Whenever the word "FASTA" occurs in a line of the material below, that line is counted. Report only the count.

LISTED ENTRIES START

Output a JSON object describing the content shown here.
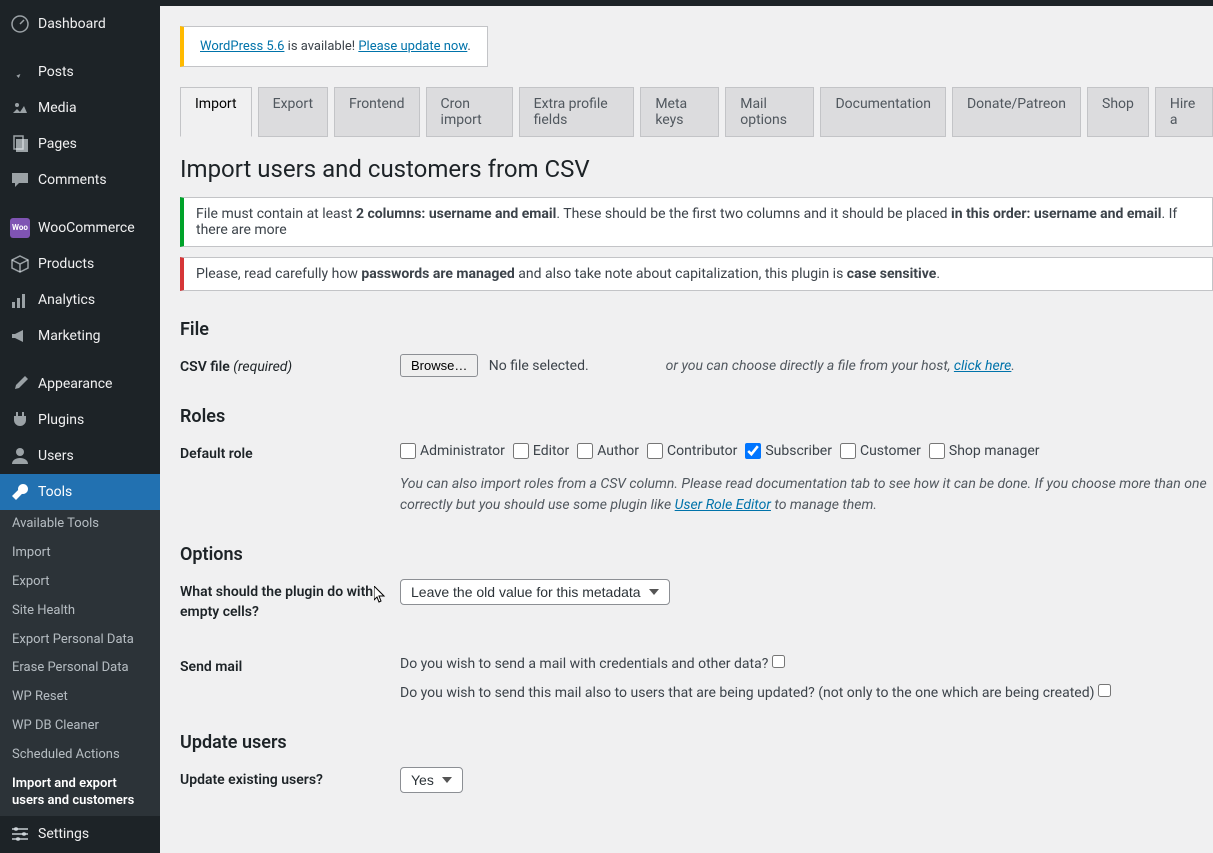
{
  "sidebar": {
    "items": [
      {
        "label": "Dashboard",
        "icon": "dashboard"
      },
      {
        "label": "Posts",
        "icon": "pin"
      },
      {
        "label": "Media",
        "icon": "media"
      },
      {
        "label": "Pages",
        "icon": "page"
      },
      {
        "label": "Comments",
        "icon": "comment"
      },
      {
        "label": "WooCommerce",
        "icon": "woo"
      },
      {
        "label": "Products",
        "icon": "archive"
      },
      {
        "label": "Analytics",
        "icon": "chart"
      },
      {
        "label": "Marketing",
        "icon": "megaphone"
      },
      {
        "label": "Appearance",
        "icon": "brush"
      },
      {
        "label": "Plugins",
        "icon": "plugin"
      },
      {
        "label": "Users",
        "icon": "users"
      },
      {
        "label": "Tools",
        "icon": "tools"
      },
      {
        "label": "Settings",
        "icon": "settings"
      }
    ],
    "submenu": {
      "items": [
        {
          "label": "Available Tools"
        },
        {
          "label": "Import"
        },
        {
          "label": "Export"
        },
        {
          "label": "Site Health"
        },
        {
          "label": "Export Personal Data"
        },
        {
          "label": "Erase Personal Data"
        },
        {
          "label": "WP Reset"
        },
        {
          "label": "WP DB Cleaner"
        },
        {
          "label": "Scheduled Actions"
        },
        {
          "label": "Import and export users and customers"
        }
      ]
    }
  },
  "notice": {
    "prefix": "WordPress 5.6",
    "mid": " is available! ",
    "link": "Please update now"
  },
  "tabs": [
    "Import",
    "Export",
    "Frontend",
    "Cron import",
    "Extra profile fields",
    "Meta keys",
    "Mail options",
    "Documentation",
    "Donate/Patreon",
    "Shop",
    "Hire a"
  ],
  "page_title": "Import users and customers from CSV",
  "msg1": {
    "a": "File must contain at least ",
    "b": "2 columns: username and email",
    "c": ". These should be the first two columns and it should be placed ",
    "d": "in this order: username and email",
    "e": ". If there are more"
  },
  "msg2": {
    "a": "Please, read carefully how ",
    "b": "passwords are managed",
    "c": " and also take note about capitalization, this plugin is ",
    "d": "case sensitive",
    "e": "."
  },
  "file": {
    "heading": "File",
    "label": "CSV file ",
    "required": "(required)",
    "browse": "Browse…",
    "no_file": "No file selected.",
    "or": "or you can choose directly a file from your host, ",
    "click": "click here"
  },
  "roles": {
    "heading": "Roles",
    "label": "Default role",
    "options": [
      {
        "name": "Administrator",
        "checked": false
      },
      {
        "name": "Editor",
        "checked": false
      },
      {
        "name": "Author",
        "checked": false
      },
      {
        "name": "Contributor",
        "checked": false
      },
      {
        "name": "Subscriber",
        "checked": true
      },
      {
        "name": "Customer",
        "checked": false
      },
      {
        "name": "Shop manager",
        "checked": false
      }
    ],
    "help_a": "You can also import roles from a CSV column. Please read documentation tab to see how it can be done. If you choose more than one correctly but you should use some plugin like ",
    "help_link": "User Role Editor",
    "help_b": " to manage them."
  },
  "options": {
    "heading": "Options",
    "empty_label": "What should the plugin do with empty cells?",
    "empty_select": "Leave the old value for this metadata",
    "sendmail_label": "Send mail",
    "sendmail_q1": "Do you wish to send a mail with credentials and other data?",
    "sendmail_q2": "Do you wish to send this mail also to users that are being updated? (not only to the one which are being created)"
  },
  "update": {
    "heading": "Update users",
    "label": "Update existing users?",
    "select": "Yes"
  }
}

LISTED ENTRIES END
LISTED ENTRIES START

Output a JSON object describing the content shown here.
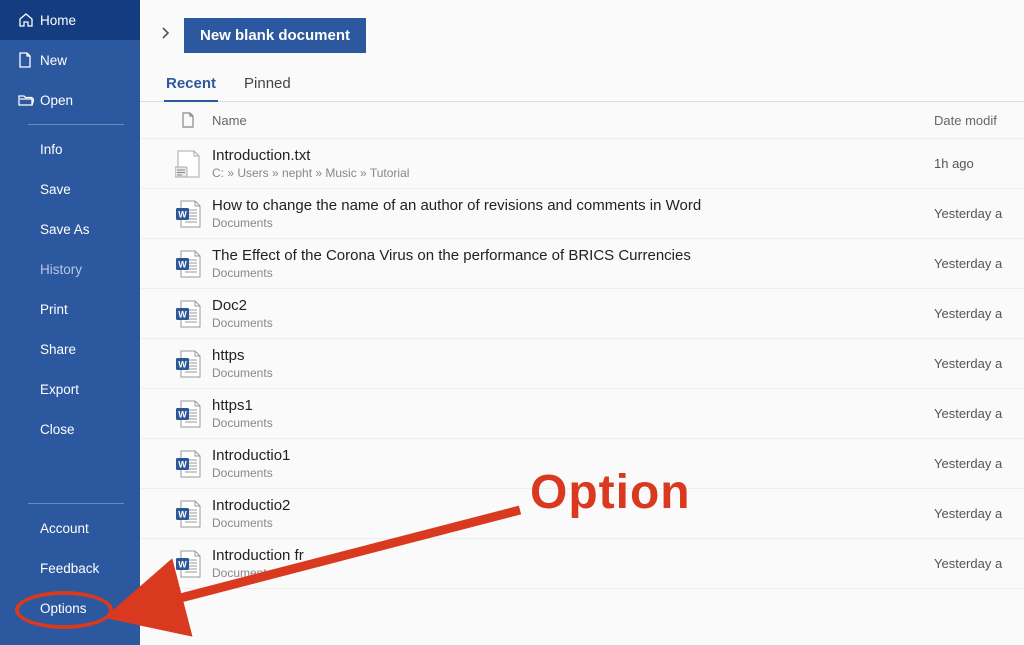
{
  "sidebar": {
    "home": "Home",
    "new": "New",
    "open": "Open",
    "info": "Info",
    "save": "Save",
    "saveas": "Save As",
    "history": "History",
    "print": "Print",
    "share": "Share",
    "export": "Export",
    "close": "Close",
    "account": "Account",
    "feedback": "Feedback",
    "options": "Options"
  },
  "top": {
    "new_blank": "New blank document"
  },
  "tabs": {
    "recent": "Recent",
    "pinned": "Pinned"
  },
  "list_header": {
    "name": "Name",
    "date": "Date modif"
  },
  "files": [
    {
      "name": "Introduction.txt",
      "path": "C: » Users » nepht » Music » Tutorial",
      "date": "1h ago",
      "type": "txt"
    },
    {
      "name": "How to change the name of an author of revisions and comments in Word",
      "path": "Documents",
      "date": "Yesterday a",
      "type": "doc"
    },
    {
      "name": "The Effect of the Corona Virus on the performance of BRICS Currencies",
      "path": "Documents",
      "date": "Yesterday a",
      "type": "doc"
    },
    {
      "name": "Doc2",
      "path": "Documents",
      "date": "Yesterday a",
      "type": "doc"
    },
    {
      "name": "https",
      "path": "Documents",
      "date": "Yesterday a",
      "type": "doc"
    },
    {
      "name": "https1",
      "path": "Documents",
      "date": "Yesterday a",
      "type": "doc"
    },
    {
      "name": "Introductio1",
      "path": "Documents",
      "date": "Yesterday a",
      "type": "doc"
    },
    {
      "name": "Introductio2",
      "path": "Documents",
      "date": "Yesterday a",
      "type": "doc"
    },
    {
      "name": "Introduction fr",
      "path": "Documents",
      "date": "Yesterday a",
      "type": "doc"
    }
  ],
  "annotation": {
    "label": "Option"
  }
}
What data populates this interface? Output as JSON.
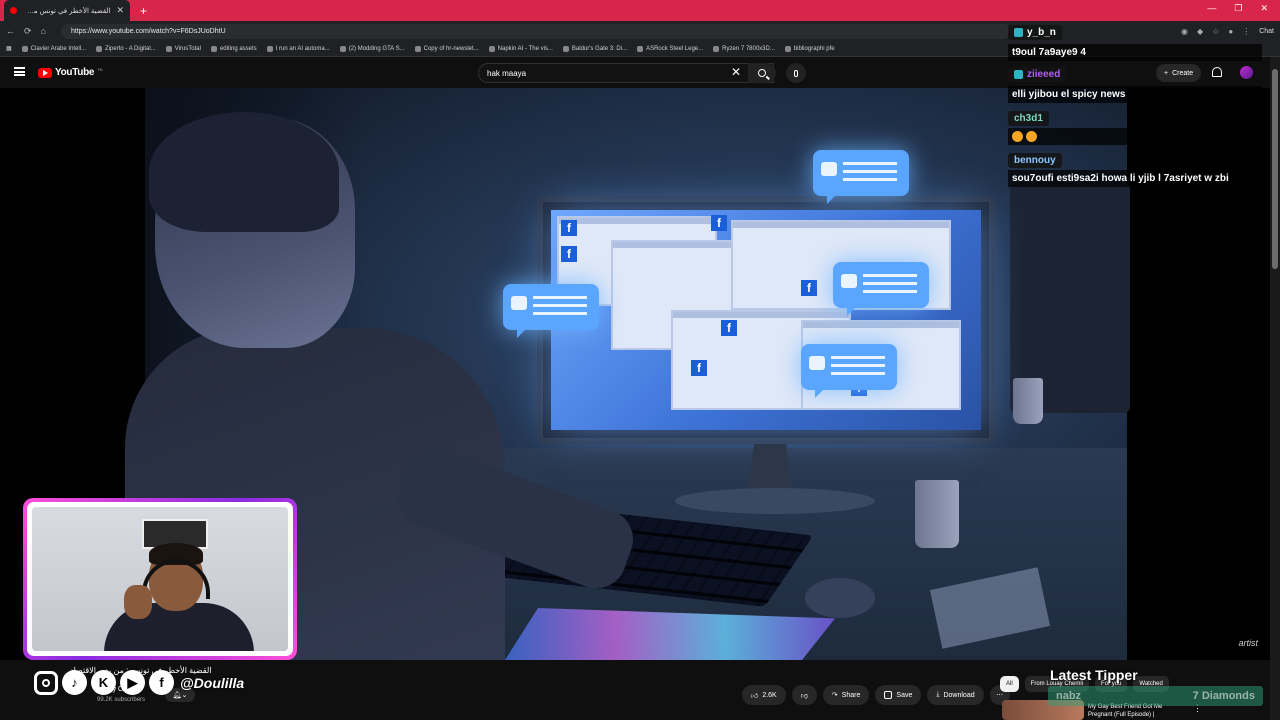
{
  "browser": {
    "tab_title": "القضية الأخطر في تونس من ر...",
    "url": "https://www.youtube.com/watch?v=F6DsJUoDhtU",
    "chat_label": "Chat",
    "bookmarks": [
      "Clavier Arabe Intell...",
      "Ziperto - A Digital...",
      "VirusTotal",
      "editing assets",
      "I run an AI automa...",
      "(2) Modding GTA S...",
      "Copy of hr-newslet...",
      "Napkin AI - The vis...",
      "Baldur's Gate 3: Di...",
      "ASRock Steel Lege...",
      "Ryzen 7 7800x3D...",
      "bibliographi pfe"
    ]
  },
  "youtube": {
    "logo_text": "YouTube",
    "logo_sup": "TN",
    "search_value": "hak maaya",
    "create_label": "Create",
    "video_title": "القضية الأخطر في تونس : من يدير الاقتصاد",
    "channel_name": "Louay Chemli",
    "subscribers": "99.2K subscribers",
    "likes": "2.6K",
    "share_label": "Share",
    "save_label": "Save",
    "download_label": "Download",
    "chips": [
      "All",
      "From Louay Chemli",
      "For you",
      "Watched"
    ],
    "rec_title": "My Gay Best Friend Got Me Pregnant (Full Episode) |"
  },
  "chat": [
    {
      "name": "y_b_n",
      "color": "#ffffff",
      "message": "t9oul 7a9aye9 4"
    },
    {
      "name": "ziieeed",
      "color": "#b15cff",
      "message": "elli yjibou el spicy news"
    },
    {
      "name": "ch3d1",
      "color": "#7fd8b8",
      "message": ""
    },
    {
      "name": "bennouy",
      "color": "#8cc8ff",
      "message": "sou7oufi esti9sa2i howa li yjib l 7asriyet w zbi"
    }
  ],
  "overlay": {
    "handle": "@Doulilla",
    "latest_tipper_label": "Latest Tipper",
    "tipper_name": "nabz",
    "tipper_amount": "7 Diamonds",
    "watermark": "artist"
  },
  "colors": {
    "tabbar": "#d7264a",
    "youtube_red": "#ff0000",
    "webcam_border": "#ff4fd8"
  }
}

LISTED ENTRIES END
LISTED ENTRIES START

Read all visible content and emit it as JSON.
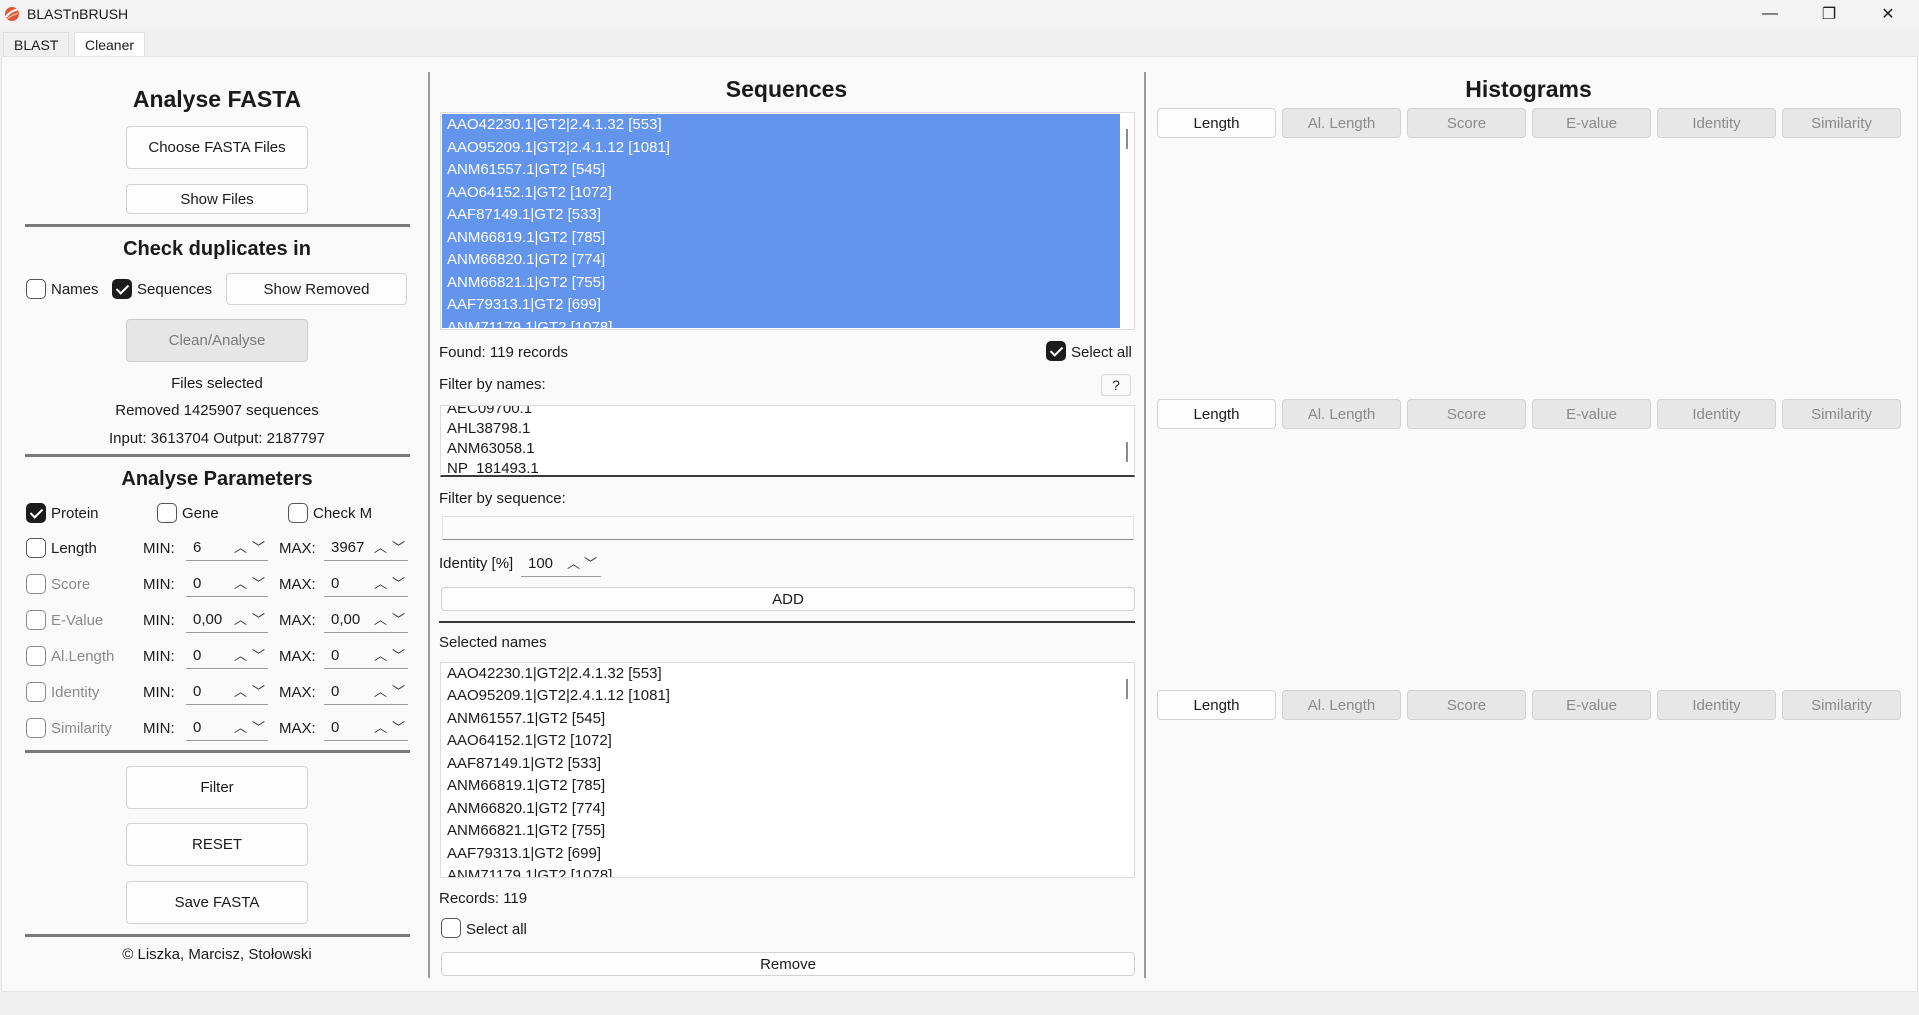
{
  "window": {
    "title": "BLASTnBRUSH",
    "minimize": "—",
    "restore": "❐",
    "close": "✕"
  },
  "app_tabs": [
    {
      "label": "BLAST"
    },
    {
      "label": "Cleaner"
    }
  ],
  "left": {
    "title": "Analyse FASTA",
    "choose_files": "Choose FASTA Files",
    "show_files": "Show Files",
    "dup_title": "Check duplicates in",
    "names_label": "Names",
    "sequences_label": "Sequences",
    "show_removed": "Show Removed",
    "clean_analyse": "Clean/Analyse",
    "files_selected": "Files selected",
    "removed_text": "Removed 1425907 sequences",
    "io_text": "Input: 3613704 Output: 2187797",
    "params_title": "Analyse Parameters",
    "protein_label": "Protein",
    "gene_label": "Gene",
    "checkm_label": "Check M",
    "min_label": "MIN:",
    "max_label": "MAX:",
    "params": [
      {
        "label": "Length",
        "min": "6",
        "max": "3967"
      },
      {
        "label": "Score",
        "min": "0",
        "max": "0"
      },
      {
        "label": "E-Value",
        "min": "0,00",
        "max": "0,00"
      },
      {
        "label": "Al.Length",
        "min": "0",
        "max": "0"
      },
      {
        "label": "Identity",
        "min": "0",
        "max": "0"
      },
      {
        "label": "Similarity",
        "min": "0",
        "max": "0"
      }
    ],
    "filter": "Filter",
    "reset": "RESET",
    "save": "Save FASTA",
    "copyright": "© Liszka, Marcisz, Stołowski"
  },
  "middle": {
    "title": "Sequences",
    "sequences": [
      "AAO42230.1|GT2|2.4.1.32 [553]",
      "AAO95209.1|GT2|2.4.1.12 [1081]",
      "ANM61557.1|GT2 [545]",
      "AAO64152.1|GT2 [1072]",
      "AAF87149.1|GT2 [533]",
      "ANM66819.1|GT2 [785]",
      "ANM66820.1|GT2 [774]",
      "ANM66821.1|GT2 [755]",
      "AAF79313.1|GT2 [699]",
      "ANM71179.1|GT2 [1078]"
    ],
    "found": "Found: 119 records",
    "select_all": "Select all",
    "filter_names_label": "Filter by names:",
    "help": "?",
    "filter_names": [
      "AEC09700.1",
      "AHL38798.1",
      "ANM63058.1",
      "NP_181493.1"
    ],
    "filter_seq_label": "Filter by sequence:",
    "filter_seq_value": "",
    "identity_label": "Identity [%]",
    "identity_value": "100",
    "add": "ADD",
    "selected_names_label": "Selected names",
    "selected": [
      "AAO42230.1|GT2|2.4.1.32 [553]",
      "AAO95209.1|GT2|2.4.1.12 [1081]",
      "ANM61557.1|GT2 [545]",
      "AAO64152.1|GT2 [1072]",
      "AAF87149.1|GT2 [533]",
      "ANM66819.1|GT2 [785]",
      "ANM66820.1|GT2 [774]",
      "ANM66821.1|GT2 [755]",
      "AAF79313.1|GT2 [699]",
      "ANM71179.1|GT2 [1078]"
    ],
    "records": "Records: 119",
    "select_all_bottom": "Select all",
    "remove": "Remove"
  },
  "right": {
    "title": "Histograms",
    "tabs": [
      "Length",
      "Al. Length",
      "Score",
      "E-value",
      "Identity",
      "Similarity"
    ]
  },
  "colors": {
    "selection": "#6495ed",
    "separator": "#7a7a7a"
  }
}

LISTED ENTRIES END

> **REPLY TO THE TASK**
3